START

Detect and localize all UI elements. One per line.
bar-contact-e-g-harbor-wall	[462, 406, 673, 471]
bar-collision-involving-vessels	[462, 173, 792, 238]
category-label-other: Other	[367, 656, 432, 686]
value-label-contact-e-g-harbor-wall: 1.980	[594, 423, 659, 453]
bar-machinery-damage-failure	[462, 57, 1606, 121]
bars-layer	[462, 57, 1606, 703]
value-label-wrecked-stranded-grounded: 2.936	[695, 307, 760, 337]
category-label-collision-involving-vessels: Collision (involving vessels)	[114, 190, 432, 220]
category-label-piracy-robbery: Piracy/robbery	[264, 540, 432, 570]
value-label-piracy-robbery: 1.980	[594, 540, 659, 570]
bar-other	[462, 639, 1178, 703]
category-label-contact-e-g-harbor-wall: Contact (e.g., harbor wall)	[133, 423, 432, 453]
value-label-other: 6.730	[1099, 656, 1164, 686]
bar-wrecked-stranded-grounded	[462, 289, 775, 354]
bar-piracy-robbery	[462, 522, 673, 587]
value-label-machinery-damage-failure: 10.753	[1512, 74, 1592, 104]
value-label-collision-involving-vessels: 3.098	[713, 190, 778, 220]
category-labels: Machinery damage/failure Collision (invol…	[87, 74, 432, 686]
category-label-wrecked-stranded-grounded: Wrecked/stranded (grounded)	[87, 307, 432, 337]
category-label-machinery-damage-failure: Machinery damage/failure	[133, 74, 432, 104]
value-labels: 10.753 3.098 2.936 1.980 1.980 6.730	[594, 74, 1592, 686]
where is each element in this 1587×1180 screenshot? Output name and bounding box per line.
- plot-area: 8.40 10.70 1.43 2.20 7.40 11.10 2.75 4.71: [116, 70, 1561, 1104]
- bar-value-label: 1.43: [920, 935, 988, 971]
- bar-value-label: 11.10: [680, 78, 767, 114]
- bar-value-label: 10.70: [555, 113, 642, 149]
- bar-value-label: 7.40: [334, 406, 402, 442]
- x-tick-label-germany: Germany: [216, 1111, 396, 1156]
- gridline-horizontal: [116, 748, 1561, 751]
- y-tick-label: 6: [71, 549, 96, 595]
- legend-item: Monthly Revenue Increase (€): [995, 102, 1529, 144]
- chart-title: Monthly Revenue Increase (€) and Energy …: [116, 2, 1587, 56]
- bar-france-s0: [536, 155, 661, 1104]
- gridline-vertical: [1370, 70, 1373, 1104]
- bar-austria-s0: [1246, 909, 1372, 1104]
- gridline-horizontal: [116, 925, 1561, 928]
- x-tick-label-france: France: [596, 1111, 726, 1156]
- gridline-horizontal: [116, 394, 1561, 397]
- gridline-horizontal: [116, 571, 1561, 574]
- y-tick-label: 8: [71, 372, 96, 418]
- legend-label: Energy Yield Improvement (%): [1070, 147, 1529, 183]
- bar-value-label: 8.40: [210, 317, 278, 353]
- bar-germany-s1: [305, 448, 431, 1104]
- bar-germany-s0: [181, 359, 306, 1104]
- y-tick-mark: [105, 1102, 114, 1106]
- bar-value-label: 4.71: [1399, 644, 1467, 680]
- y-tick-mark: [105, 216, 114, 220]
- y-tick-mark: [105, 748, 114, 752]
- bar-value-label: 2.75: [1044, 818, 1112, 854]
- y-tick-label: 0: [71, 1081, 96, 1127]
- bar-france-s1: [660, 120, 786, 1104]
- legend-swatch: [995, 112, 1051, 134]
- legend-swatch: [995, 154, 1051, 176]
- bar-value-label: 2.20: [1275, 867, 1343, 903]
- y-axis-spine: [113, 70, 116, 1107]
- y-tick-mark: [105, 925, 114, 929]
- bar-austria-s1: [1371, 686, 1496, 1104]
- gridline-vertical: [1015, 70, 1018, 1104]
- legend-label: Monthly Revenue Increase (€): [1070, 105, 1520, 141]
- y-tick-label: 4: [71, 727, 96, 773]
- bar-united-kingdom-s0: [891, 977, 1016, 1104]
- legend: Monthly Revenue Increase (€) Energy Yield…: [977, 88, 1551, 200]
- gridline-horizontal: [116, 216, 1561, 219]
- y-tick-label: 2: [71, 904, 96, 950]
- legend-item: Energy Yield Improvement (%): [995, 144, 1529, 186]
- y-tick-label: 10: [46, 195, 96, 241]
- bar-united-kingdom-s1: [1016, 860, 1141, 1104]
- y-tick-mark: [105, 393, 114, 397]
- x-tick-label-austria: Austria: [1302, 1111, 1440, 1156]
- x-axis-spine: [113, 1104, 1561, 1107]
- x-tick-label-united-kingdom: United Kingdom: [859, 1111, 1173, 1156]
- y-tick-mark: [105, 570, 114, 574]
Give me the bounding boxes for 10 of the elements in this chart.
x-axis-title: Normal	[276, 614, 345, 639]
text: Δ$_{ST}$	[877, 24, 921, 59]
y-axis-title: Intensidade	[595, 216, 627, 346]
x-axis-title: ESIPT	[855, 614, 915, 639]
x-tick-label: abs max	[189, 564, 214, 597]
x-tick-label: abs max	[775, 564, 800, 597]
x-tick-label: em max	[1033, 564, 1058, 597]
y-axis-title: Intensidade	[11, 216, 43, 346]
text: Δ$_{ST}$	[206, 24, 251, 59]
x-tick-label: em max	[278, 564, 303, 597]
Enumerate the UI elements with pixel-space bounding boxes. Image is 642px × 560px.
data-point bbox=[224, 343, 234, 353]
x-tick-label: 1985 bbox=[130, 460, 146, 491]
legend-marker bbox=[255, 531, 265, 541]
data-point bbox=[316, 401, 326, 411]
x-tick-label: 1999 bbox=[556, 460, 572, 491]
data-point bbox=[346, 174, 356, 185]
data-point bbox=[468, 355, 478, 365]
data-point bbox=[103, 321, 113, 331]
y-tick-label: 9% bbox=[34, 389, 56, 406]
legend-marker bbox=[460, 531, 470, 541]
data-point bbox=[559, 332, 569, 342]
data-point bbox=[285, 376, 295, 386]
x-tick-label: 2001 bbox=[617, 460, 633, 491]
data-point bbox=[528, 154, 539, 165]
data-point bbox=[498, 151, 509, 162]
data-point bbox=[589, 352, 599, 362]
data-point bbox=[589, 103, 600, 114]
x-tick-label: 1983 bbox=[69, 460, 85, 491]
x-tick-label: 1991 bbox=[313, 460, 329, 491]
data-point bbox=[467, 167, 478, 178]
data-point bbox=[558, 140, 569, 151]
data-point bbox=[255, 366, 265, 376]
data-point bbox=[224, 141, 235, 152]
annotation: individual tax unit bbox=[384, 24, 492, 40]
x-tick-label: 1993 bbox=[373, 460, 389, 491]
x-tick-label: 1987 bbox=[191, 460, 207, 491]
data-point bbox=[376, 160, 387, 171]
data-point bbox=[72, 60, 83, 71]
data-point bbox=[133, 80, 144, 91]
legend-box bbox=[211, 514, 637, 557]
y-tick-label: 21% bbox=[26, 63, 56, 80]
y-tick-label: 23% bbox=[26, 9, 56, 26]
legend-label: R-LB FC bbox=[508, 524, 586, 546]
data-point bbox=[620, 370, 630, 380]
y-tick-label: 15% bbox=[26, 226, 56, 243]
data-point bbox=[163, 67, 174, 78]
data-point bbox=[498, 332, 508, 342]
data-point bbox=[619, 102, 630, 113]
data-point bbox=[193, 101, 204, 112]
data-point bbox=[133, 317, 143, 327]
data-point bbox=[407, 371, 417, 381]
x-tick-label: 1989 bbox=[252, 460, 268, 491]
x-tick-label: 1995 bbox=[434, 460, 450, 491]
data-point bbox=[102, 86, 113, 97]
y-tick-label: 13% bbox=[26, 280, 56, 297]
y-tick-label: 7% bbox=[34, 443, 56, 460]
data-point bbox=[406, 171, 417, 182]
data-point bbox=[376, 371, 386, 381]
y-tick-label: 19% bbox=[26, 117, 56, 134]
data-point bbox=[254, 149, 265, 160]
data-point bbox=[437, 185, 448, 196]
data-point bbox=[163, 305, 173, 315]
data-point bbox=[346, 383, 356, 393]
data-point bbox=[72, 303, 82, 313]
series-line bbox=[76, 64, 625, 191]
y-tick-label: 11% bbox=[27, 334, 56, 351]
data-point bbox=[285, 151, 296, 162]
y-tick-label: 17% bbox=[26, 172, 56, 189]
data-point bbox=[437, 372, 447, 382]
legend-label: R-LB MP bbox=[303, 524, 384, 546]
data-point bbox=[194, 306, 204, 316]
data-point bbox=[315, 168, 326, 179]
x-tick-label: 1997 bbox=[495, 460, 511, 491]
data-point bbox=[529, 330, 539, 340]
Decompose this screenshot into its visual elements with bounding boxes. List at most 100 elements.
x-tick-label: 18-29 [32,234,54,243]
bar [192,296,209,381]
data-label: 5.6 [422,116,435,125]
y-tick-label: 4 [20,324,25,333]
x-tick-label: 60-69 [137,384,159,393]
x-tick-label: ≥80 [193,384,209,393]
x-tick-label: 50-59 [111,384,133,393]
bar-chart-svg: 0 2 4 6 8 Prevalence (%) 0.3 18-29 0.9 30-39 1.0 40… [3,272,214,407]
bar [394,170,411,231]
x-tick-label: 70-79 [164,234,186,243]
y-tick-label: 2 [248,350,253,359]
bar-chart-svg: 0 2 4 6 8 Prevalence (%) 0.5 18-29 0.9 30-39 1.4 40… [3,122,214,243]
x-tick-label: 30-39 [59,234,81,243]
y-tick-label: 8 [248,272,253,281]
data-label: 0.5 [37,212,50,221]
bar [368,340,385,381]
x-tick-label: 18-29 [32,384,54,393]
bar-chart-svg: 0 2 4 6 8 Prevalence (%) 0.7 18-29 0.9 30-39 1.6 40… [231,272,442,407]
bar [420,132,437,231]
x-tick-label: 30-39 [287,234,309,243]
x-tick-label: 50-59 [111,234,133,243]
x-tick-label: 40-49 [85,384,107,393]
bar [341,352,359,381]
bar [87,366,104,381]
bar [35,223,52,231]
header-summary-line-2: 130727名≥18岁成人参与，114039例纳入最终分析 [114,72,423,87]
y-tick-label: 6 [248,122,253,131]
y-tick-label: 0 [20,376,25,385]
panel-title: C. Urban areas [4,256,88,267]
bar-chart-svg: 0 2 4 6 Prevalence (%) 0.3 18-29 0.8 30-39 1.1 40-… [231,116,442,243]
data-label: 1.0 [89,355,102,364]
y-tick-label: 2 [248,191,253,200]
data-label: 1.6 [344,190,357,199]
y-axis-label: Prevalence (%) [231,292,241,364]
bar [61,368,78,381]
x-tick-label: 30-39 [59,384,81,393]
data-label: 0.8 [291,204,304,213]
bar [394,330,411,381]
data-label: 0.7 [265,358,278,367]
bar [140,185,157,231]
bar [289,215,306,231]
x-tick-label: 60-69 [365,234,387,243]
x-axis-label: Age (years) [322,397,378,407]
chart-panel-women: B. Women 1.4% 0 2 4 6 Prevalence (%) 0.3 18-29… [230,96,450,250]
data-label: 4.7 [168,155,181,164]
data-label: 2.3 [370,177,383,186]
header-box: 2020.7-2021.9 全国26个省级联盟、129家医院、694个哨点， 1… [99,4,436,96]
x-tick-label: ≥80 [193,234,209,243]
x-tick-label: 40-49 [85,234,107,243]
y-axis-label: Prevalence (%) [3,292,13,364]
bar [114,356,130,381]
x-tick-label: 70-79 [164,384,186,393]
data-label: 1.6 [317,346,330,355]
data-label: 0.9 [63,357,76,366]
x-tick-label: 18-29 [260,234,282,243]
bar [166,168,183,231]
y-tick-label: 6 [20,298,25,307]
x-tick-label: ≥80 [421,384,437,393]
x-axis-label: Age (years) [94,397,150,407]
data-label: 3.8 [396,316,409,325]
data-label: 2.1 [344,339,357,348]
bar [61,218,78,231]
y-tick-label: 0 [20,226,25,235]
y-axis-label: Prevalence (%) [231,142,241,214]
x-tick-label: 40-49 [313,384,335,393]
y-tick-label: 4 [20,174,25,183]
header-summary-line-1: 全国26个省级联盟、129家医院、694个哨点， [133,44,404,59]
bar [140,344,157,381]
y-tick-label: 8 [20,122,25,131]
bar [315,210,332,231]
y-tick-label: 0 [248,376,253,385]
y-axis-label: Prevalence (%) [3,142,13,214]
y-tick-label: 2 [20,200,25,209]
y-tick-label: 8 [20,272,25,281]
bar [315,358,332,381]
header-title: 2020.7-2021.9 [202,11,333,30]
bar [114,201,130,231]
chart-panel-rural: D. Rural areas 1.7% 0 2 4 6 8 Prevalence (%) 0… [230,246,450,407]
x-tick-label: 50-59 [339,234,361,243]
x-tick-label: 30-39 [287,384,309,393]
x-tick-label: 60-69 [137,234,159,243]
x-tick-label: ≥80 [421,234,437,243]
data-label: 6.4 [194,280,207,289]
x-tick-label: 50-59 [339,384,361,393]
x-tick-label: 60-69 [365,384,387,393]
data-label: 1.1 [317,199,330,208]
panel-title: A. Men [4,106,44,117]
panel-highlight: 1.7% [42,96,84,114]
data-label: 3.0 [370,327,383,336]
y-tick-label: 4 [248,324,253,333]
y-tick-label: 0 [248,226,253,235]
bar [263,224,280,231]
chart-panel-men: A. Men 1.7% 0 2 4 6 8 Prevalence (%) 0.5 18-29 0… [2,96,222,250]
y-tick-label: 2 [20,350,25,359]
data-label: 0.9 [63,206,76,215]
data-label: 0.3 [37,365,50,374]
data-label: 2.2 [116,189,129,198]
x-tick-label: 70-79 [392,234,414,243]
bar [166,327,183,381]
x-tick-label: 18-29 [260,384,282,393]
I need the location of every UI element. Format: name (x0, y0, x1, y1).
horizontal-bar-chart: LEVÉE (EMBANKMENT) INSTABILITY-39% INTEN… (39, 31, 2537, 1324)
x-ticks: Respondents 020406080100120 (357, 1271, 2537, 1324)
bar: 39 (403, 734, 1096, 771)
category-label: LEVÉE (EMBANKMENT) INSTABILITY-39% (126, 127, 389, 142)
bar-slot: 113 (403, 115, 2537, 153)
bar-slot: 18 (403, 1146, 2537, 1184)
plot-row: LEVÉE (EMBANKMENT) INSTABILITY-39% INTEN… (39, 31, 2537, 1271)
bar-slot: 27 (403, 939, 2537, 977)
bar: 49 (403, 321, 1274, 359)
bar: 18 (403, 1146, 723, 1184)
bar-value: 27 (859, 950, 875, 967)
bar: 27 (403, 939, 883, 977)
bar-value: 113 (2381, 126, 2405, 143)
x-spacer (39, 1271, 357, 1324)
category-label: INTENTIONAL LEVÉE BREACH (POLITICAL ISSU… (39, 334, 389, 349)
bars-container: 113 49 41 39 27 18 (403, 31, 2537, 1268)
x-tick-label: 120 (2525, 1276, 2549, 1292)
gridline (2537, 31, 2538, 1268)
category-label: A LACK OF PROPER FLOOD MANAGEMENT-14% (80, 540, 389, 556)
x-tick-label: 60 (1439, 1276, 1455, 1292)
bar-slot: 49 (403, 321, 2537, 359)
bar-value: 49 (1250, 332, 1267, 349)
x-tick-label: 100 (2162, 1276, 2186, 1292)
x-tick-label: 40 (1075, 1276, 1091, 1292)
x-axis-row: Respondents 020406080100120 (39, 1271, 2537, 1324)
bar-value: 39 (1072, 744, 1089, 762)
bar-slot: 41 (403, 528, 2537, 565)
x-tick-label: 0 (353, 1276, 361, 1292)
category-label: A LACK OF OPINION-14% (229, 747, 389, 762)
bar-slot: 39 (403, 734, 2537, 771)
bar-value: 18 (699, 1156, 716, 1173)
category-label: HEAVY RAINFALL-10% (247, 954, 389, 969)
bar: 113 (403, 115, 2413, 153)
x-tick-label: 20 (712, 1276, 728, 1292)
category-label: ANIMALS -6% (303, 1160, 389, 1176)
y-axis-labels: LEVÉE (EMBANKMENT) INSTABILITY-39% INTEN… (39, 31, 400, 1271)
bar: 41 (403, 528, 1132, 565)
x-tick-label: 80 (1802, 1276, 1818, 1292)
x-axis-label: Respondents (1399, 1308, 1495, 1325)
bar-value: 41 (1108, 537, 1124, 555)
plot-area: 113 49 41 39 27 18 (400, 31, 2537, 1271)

END

WHAT IS REQUIRED: Please copy the rows above, everything from the first row down to and including the line containing "656, 1164, 686]", and put "quay" in place of "harbor", leaving the rest unchanged.

REPLY TO THE EXERCISE:
Detect and localize all UI elements. One per line.
bar-contact-e-g-quay-wall	[462, 406, 673, 471]
bar-collision-involving-vessels	[462, 173, 792, 238]
category-label-other: Other	[367, 656, 432, 686]
value-label-contact-e-g-quay-wall: 1.980	[594, 423, 659, 453]
bar-machinery-damage-failure	[462, 57, 1606, 121]
bars-layer	[462, 57, 1606, 703]
value-label-wrecked-stranded-grounded: 2.936	[695, 307, 760, 337]
category-label-collision-involving-vessels: Collision (involving vessels)	[114, 190, 432, 220]
category-label-piracy-robbery: Piracy/robbery	[264, 540, 432, 570]
value-label-piracy-robbery: 1.980	[594, 540, 659, 570]
bar-other	[462, 639, 1178, 703]
category-label-contact-e-g-quay-wall: Contact (e.g., quay wall)	[133, 423, 432, 453]
value-label-other: 6.730	[1099, 656, 1164, 686]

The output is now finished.